--- Start of SUPPLIED RECORDS ---
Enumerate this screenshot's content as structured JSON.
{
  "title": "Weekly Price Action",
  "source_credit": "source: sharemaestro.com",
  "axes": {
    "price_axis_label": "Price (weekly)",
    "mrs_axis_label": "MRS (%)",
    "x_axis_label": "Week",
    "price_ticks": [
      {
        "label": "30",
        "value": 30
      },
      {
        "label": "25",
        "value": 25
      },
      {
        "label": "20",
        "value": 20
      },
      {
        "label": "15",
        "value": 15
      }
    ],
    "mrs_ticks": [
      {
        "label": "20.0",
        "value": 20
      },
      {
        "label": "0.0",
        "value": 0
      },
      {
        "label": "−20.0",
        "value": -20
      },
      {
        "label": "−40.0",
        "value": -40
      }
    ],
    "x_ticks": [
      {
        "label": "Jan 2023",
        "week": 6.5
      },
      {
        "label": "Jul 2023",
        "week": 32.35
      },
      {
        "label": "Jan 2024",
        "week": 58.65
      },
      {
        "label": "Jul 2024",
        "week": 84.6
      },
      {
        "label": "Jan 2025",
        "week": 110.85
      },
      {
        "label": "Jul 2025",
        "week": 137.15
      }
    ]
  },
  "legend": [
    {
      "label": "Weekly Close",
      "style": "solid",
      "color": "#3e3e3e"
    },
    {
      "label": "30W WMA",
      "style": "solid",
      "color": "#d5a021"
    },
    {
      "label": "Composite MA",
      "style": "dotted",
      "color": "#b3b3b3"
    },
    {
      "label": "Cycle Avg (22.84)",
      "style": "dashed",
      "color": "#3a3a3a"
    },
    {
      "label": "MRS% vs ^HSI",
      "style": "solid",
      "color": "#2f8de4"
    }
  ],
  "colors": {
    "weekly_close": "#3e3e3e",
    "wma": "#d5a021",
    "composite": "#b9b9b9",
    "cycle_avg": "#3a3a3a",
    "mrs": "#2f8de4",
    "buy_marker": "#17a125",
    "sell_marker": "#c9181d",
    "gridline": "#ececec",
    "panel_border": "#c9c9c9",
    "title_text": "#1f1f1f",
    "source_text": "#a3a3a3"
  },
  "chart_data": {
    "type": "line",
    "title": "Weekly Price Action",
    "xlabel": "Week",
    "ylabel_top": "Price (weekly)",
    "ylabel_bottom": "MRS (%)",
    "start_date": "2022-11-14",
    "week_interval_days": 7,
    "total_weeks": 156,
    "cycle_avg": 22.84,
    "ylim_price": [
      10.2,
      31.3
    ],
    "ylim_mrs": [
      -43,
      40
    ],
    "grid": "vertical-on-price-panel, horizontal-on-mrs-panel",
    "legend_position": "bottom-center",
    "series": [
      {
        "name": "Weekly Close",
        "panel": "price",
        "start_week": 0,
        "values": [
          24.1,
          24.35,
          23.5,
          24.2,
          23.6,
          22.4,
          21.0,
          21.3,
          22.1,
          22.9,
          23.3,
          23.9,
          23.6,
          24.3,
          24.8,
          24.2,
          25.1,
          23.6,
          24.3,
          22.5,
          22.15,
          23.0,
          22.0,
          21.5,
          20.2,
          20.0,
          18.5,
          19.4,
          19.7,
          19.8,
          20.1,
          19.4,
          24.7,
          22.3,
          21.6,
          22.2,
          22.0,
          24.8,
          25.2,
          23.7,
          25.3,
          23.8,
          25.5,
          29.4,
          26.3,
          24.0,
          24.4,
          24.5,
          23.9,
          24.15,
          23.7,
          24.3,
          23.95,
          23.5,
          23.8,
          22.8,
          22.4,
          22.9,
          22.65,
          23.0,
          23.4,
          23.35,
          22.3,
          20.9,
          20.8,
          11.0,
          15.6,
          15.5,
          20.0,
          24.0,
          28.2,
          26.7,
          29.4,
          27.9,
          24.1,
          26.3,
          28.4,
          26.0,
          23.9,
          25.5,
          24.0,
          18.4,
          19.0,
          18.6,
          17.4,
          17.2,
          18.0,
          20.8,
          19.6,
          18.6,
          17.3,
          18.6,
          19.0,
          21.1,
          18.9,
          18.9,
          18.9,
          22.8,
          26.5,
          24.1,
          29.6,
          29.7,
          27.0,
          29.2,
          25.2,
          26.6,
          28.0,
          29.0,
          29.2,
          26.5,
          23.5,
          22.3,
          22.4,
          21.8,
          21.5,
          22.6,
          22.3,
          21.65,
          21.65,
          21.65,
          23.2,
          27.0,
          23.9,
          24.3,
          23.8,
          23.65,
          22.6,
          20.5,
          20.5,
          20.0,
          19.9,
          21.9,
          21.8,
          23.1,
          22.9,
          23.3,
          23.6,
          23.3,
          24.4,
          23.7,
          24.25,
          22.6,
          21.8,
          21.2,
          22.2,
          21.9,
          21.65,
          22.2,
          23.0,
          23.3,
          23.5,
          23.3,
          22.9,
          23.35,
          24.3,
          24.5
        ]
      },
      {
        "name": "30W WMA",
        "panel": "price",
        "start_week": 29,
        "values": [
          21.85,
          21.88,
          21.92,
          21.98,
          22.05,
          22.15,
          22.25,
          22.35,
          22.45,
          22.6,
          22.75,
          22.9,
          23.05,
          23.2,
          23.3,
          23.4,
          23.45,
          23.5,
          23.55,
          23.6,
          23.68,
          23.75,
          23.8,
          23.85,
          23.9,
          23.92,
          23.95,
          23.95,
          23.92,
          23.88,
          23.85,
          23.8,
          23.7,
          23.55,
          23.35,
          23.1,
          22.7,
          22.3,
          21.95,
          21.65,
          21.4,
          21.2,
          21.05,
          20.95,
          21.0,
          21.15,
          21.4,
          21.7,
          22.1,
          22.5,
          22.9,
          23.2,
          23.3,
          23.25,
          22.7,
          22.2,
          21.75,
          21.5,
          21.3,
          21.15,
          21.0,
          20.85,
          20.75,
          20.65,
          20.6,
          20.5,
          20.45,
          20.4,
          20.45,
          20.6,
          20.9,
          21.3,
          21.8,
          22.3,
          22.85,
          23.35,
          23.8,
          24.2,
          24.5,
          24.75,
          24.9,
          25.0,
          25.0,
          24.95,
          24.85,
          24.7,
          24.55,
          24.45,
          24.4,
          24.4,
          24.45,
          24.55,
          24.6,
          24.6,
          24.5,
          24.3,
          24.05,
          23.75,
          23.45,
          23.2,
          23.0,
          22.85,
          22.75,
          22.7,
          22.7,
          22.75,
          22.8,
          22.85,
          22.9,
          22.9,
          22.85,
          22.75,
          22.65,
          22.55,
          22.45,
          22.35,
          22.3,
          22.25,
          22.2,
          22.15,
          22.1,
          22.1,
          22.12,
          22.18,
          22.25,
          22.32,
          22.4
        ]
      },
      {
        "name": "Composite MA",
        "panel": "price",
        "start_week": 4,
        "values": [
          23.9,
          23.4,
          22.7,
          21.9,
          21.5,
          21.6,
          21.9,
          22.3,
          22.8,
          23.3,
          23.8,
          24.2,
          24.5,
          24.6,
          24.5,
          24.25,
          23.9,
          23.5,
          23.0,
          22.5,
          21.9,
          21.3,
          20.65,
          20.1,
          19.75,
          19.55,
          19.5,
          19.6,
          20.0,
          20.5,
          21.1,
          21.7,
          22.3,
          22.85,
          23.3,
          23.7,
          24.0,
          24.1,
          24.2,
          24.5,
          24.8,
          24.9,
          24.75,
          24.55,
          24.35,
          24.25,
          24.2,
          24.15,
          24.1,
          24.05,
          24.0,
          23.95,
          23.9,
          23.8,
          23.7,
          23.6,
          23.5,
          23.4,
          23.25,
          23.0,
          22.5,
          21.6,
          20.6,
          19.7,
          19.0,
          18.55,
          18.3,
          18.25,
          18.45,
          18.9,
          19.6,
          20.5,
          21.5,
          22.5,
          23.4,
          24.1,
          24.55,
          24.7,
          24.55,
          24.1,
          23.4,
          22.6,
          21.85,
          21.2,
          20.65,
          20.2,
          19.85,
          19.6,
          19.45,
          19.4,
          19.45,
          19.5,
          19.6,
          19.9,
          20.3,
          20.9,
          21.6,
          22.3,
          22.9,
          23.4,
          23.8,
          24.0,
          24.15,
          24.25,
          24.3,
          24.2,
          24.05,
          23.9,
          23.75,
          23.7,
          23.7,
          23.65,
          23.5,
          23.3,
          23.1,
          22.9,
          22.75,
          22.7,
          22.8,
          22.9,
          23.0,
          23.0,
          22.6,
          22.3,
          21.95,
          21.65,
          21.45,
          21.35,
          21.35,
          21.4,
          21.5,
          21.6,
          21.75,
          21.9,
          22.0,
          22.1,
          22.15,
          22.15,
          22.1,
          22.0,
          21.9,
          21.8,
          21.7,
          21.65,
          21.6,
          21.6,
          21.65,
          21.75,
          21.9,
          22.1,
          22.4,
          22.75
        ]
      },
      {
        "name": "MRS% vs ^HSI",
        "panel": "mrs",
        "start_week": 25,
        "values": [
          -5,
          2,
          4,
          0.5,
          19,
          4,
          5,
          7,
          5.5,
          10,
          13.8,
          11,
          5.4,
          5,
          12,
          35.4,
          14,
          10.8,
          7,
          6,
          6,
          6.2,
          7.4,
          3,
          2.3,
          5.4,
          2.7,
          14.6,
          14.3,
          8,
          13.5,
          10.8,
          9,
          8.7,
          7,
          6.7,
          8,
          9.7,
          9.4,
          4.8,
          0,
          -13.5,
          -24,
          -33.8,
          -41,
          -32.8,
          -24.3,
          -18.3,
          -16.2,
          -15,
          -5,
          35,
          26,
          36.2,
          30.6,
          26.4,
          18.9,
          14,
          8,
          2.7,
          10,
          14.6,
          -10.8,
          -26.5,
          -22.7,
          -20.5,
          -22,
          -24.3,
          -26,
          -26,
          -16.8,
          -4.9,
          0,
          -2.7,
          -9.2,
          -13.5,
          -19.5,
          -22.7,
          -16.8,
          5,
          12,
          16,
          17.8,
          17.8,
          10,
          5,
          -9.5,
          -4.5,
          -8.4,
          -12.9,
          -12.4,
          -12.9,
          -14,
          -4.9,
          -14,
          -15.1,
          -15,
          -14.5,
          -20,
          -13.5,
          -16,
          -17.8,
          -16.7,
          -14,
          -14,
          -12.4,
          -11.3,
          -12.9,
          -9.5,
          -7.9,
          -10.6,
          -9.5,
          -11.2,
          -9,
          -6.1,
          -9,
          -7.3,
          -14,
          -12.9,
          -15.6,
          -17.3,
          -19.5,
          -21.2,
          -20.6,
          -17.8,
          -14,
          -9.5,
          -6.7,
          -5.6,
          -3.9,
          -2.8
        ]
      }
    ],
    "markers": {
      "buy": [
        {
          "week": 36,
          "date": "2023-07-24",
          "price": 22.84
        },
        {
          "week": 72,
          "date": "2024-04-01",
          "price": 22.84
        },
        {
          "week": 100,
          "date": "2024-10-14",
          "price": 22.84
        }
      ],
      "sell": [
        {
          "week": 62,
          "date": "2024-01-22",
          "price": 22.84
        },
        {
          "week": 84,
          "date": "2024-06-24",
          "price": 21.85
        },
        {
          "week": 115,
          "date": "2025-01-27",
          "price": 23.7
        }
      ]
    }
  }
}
--- End of SUPPLIED RECORDS ---
→ **WHAT TO DO**:
Find the lines above that contain the word "Action" and collect them.

→ **CORRECT RESULT**:
  "title": "Weekly Price Action",
    "title": "Weekly Price Action",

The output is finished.